## [YOUR OBJECTIVE]
Without including any images, reproduce each entry exactly.

## [TASK INPUTS]
::::::::
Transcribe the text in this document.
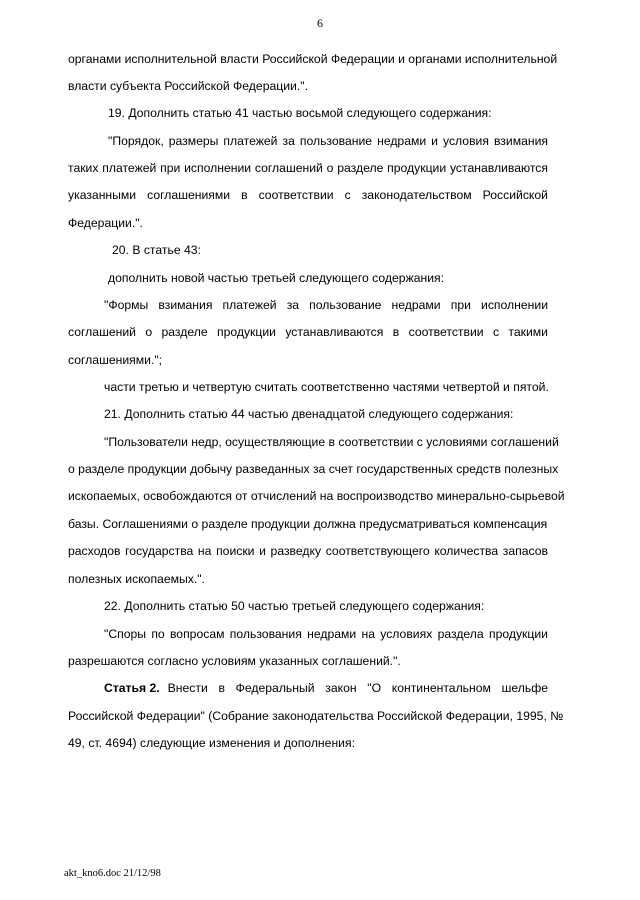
6
органами исполнительной власти Российской Федерации и органами исполнительной
власти субъекта Российской Федерации.".
19. Дополнить статью 41 частью восьмой следующего содержания:
"Порядок, размеры платежей за пользование недрами и условия взимания
таких платежей при исполнении соглашений о разделе продукции устанавливаются
указанными соглашениями в соответствии с законодательством Российской
Федерации.".
20. В статье 43:
дополнить новой частью третьей следующего содержания:
"Формы взимания платежей за пользование недрами при исполнении
соглашений о разделе продукции устанавливаются в соответствии с такими
соглашениями.";
части третью и четвертую считать соответственно частями четвертой и пятой.
21. Дополнить статью 44 частью двенадцатой следующего содержания:
"Пользователи недр, осуществляющие в соответствии с условиями соглашений
о разделе продукции добычу разведанных за счет государственных средств полезных
ископаемых, освобождаются от отчислений на воспроизводство минерально-сырьевой
базы. Соглашениями о разделе продукции должна предусматриваться компенсация
расходов государства на поиски и разведку соответствующего количества запасов
полезных ископаемых.".
22. Дополнить статью 50 частью третьей следующего содержания:
"Споры по вопросам пользования недрами на условиях раздела продукции
разрешаются согласно условиям указанных соглашений.".
Статья 2. Внести в Федеральный закон "О континентальном шельфе
Российской Федерации" (Собрание законодательства Российской Федерации, 1995, №
49, ст. 4694) следующие изменения и дополнения:
akt_kno6.doc 21/12/98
::::::::
## [SOLUTION]
Transcribe the text in this document.
6
органами исполнительной власти Российской Федерации и органами исполнительной
власти субъекта Российской Федерации.".
19. Дополнить статью 41 частью восьмой следующего содержания:
"Порядок, размеры платежей за пользование недрами и условия взимания
таких платежей при исполнении соглашений о разделе продукции устанавливаются
указанными соглашениями в соответствии с законодательством Российской
Федерации.".
20. В статье 43:
дополнить новой частью третьей следующего содержания:
"Формы взимания платежей за пользование недрами при исполнении
соглашений о разделе продукции устанавливаются в соответствии с такими
соглашениями.";
части третью и четвертую считать соответственно частями четвертой и пятой.
21. Дополнить статью 44 частью двенадцатой следующего содержания:
"Пользователи недр, осуществляющие в соответствии с условиями соглашений
о разделе продукции добычу разведанных за счет государственных средств полезных
ископаемых, освобождаются от отчислений на воспроизводство минерально-сырьевой
базы. Соглашениями о разделе продукции должна предусматриваться компенсация
расходов государства на поиски и разведку соответствующего количества запасов
полезных ископаемых.".
22. Дополнить статью 50 частью третьей следующего содержания:
"Споры по вопросам пользования недрами на условиях раздела продукции
разрешаются согласно условиям указанных соглашений.".
Статья 2. Внести в Федеральный закон "О континентальном шельфе
Российской Федерации" (Собрание законодательства Российской Федерации, 1995, №
49, ст. 4694) следующие изменения и дополнения:
akt_kno6.doc 21/12/98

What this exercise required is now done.